[Start of Attachment]
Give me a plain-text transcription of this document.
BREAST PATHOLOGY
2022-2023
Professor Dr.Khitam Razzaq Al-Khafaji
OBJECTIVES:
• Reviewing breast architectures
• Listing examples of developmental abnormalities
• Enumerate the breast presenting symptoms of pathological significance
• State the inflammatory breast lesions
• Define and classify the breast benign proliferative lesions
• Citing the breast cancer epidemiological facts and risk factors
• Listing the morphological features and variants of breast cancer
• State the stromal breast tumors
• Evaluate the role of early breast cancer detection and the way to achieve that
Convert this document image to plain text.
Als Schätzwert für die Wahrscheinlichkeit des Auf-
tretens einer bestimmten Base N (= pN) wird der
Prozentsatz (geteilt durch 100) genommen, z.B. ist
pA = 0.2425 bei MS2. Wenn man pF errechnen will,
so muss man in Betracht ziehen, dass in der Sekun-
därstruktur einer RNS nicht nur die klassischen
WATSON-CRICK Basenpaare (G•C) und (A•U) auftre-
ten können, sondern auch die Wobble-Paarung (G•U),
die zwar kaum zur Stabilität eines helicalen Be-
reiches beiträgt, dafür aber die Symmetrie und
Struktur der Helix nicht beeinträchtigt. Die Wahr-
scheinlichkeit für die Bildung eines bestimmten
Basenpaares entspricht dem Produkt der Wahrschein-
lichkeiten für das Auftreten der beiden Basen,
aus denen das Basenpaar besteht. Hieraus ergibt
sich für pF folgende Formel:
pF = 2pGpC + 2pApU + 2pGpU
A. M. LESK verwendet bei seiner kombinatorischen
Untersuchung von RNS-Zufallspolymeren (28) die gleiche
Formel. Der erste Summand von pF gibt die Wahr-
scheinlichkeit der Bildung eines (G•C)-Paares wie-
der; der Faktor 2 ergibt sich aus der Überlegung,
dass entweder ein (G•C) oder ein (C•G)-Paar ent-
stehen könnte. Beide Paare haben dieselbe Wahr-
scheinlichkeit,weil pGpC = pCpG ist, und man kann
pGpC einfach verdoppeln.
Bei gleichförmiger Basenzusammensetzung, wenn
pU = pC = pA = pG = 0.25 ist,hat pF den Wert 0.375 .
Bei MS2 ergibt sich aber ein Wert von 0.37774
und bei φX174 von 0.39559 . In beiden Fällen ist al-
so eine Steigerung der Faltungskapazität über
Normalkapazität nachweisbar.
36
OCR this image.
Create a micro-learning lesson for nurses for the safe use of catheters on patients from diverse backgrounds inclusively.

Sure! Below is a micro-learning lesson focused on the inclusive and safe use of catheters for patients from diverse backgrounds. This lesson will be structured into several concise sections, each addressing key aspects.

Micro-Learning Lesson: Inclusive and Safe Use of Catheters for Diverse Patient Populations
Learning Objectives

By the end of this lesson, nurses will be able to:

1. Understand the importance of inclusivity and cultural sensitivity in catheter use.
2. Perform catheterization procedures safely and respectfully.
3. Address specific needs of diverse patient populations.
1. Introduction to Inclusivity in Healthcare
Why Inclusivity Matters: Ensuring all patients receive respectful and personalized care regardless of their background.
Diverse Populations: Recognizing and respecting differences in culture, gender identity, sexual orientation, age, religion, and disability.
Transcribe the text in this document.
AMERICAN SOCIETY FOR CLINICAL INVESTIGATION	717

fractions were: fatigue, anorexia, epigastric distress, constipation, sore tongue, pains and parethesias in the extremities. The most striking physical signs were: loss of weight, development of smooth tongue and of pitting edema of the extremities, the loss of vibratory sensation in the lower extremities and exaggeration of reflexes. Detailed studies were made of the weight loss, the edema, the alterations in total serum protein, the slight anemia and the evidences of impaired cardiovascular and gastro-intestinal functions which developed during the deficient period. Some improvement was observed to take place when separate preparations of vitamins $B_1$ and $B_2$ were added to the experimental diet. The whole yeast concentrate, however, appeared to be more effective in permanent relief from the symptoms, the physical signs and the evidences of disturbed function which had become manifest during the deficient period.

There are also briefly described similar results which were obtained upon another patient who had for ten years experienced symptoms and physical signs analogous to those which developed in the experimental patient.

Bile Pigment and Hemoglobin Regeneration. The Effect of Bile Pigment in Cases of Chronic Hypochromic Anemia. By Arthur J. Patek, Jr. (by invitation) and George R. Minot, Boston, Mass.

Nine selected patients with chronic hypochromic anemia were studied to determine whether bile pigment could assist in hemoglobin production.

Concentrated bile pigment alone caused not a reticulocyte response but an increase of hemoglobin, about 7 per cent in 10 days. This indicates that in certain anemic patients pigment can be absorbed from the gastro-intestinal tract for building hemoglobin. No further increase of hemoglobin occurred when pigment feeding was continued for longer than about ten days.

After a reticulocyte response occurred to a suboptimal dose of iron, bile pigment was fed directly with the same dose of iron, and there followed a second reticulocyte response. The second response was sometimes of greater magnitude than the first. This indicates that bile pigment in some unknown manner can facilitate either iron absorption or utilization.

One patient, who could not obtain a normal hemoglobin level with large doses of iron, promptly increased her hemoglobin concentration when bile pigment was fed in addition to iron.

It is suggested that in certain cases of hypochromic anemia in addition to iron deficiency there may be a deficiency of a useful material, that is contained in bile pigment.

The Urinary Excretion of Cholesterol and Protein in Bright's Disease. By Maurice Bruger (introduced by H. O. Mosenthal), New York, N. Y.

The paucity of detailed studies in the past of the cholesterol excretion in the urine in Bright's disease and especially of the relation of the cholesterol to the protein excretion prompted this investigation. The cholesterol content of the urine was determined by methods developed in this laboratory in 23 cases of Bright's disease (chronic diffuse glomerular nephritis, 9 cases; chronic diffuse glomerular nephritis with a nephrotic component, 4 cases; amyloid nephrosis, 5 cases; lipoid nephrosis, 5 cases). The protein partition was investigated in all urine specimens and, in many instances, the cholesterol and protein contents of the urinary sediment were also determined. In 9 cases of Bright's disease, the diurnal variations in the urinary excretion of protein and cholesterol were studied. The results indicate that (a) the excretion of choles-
[End of Attachment]
What is being asked – Only the lines with "State" are needed; find them in the records and copy each one.

Answer box –
• State the inflammatory breast lesions
• State the stromal breast tumors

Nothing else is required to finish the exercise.